### Stated task
Pull every line that holds the word "title" from the entries.

Data entries:

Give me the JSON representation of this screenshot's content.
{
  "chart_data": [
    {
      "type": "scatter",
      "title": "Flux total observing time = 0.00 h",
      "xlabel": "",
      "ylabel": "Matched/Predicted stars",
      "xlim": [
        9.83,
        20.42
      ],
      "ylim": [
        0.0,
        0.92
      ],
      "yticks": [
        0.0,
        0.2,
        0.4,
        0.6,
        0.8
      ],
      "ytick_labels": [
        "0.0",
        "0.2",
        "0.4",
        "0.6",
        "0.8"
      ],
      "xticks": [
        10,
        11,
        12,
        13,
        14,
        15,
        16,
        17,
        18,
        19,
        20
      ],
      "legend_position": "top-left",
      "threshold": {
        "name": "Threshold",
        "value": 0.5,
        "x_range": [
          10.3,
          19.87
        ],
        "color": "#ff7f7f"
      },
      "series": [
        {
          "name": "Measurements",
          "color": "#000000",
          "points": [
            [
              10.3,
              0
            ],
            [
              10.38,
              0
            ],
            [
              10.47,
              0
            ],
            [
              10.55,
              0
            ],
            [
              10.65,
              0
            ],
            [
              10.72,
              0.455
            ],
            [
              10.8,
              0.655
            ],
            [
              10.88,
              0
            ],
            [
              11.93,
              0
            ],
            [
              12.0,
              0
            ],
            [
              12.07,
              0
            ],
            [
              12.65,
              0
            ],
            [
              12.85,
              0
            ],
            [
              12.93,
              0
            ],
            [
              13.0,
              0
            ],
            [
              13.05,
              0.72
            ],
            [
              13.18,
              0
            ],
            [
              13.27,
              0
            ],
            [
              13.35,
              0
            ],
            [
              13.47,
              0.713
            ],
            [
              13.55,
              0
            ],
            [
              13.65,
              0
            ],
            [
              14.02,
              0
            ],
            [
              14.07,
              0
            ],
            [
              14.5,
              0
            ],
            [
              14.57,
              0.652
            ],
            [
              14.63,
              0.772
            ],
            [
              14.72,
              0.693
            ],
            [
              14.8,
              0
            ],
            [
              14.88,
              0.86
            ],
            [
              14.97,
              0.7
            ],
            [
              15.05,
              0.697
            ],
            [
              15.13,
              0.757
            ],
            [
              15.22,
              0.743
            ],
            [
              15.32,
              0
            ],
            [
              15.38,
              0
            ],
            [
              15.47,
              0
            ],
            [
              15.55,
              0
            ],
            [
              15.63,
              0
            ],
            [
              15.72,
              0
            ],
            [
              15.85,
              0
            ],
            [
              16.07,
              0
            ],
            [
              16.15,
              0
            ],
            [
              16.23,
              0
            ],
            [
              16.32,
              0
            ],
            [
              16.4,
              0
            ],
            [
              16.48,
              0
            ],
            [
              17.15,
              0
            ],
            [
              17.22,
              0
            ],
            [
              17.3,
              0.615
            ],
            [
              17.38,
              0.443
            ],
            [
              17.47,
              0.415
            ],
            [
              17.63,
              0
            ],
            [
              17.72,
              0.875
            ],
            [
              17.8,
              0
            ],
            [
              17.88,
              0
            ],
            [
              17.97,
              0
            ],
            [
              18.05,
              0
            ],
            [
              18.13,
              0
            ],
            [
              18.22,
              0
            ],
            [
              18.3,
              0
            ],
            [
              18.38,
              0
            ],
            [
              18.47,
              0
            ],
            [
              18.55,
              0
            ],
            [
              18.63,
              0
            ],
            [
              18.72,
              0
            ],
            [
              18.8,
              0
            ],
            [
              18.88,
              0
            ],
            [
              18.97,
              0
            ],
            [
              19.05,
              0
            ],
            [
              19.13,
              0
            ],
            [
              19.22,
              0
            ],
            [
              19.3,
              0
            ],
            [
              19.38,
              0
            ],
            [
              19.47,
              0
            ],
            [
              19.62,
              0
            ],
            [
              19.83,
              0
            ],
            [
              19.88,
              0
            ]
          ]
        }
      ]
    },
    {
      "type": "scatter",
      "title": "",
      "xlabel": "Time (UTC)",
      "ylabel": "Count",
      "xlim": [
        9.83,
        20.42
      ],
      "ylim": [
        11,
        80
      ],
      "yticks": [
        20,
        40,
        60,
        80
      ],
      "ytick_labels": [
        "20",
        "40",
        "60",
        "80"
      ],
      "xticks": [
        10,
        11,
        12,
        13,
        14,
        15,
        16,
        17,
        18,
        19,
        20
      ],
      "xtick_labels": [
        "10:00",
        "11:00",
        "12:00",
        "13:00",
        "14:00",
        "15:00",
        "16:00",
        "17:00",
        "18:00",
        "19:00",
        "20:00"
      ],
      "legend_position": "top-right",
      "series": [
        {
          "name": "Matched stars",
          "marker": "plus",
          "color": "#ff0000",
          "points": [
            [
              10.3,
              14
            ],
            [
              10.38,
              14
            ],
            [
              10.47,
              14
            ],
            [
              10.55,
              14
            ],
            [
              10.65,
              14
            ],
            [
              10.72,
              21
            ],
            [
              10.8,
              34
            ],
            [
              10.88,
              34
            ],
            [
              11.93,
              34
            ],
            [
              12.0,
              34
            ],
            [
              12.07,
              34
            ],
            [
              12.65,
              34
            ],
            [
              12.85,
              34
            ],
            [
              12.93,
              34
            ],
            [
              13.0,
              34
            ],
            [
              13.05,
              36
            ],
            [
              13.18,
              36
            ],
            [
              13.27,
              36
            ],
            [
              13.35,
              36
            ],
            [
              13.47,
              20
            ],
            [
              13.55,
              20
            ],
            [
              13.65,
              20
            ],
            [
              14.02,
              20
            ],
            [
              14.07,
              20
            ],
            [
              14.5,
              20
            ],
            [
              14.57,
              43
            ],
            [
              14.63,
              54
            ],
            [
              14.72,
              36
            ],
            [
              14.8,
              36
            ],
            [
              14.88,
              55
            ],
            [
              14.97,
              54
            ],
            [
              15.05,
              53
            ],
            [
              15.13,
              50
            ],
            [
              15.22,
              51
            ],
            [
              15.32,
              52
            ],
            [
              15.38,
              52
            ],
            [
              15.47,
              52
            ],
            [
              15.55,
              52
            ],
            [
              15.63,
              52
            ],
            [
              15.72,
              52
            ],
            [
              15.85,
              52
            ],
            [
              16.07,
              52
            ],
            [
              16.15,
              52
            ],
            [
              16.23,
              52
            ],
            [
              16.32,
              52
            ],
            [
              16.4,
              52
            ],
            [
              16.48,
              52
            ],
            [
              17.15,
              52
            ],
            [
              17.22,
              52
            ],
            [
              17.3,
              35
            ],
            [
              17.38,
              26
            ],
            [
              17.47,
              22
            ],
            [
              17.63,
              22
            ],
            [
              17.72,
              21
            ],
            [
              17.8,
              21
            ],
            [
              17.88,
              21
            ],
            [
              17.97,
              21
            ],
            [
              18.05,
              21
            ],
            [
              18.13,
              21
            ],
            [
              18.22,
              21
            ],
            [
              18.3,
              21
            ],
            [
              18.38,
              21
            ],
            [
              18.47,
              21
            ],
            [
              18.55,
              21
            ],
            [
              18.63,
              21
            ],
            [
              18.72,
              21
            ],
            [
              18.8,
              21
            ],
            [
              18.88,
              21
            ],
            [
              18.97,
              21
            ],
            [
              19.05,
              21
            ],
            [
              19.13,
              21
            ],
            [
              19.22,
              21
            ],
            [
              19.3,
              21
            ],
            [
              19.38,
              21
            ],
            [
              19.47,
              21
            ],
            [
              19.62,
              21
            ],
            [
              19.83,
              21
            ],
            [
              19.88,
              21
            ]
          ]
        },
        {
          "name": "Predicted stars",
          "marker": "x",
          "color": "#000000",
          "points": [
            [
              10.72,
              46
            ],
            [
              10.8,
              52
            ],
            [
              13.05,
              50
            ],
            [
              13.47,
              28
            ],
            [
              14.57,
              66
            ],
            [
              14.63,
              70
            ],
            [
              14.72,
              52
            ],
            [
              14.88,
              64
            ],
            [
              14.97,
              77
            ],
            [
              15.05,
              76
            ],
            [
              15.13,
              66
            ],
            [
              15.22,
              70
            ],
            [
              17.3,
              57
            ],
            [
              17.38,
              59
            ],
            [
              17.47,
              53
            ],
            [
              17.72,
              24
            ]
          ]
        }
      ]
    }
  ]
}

### Completed exercise
      "title": "Flux total observing time = 0.00 h",
      "title": "",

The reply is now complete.